## WORK REQUIRED
Reproduce every entry that follows word for word, but omit the images.

[Dataset items]
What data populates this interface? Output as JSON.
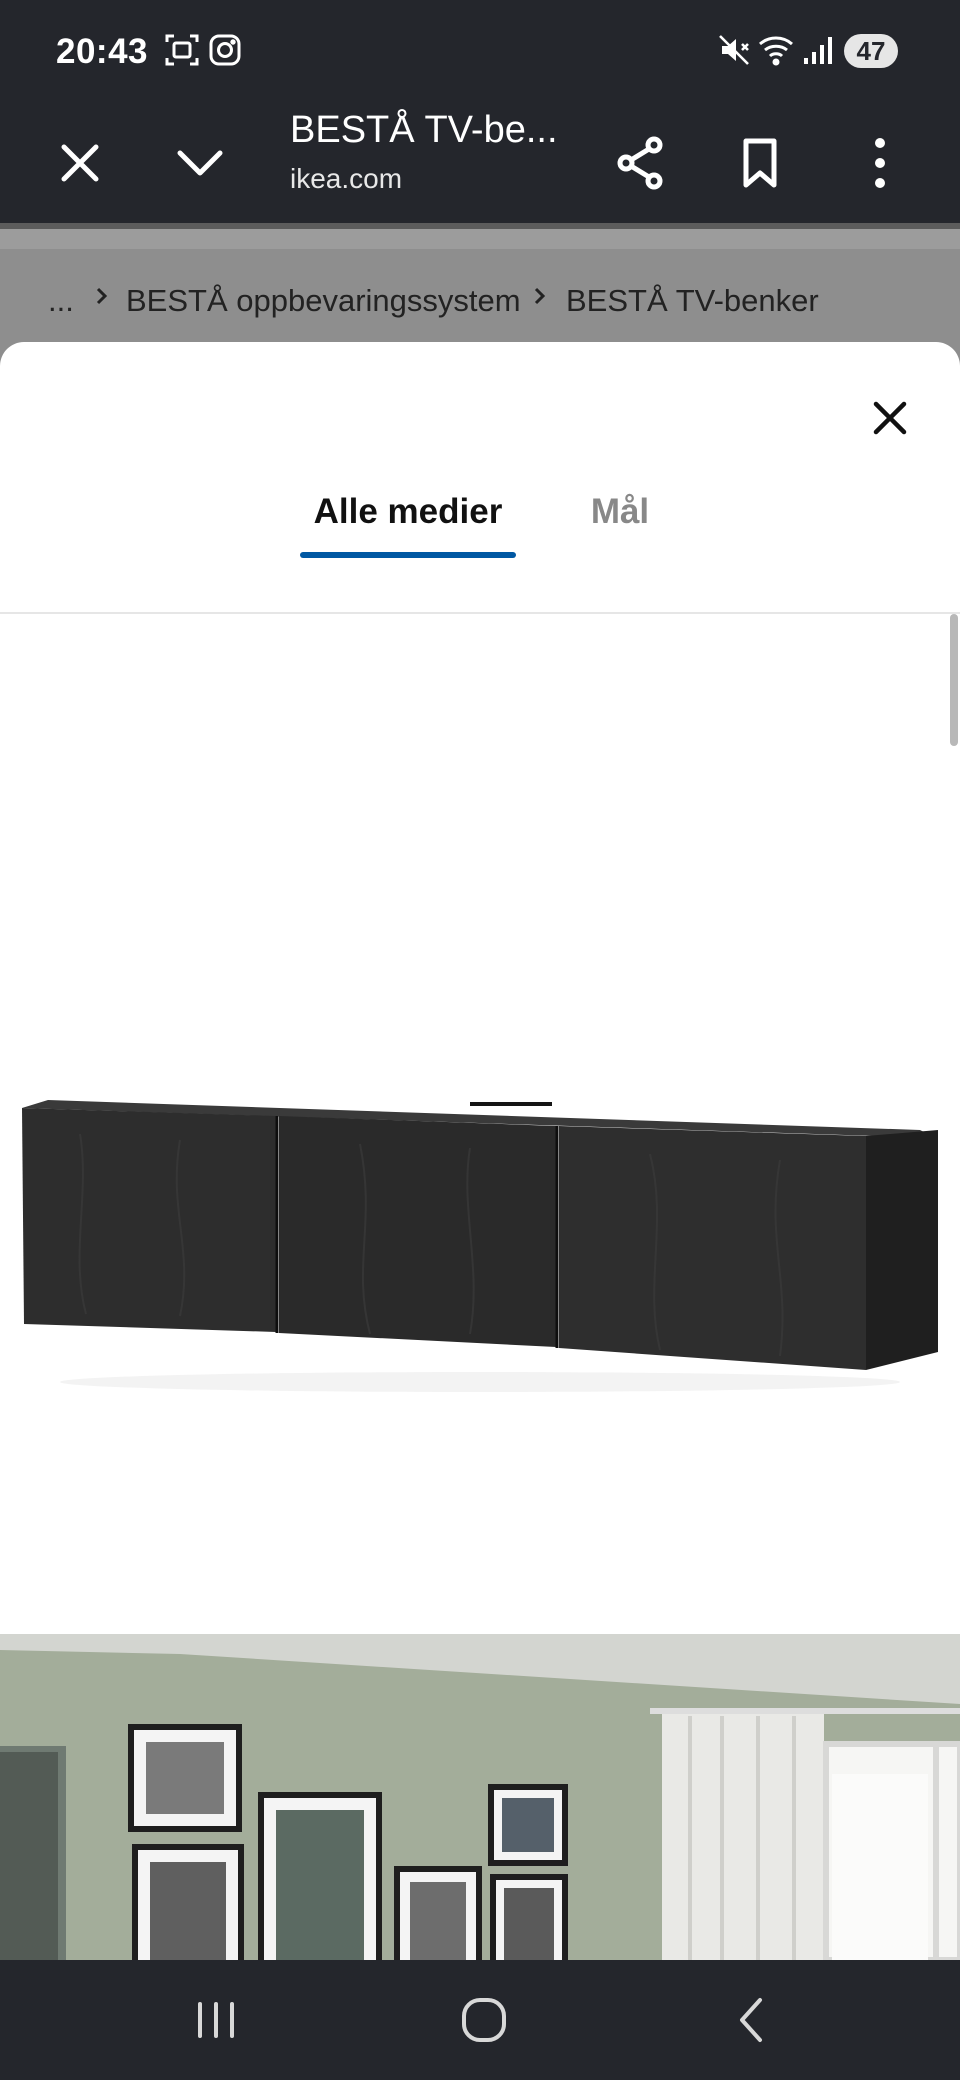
{
  "status_bar": {
    "time": "20:43",
    "battery": "47",
    "icons": [
      "screenshot-icon",
      "instagram-icon",
      "mute-icon",
      "wifi-icon",
      "signal-icon"
    ]
  },
  "browser": {
    "title": "BESTÅ TV-be...",
    "domain": "ikea.com",
    "icons": [
      "close-icon",
      "chevron-down-icon",
      "share-icon",
      "bookmark-icon",
      "more-icon"
    ]
  },
  "breadcrumb": {
    "ellipsis": "...",
    "item1": "BESTÅ oppbevaringssystem",
    "item2": "BESTÅ TV-benker"
  },
  "modal": {
    "tabs": [
      {
        "label": "Alle medier",
        "active": true
      },
      {
        "label": "Mål",
        "active": false
      }
    ]
  },
  "colors": {
    "system_bar": "#24262c",
    "accent": "#0058a3",
    "wall": "#a3ad9a"
  },
  "nav": {
    "icons": [
      "recent-apps-icon",
      "home-icon",
      "back-icon"
    ]
  }
}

## EXERCISE ANSWER
What data populates this interface? Output as JSON.
{
  "status_bar": {
    "time": "20:43",
    "battery": "47",
    "icons": [
      "screenshot-icon",
      "instagram-icon",
      "mute-icon",
      "wifi-icon",
      "signal-icon"
    ]
  },
  "browser": {
    "title": "BESTÅ TV-be...",
    "domain": "ikea.com",
    "icons": [
      "close-icon",
      "chevron-down-icon",
      "share-icon",
      "bookmark-icon",
      "more-icon"
    ]
  },
  "breadcrumb": {
    "ellipsis": "...",
    "item1": "BESTÅ oppbevaringssystem",
    "item2": "BESTÅ TV-benker"
  },
  "modal": {
    "tabs": [
      {
        "label": "Alle medier",
        "active": true
      },
      {
        "label": "Mål",
        "active": false
      }
    ]
  },
  "colors": {
    "system_bar": "#24262c",
    "accent": "#0058a3",
    "wall": "#a3ad9a"
  },
  "nav": {
    "icons": [
      "recent-apps-icon",
      "home-icon",
      "back-icon"
    ]
  }
}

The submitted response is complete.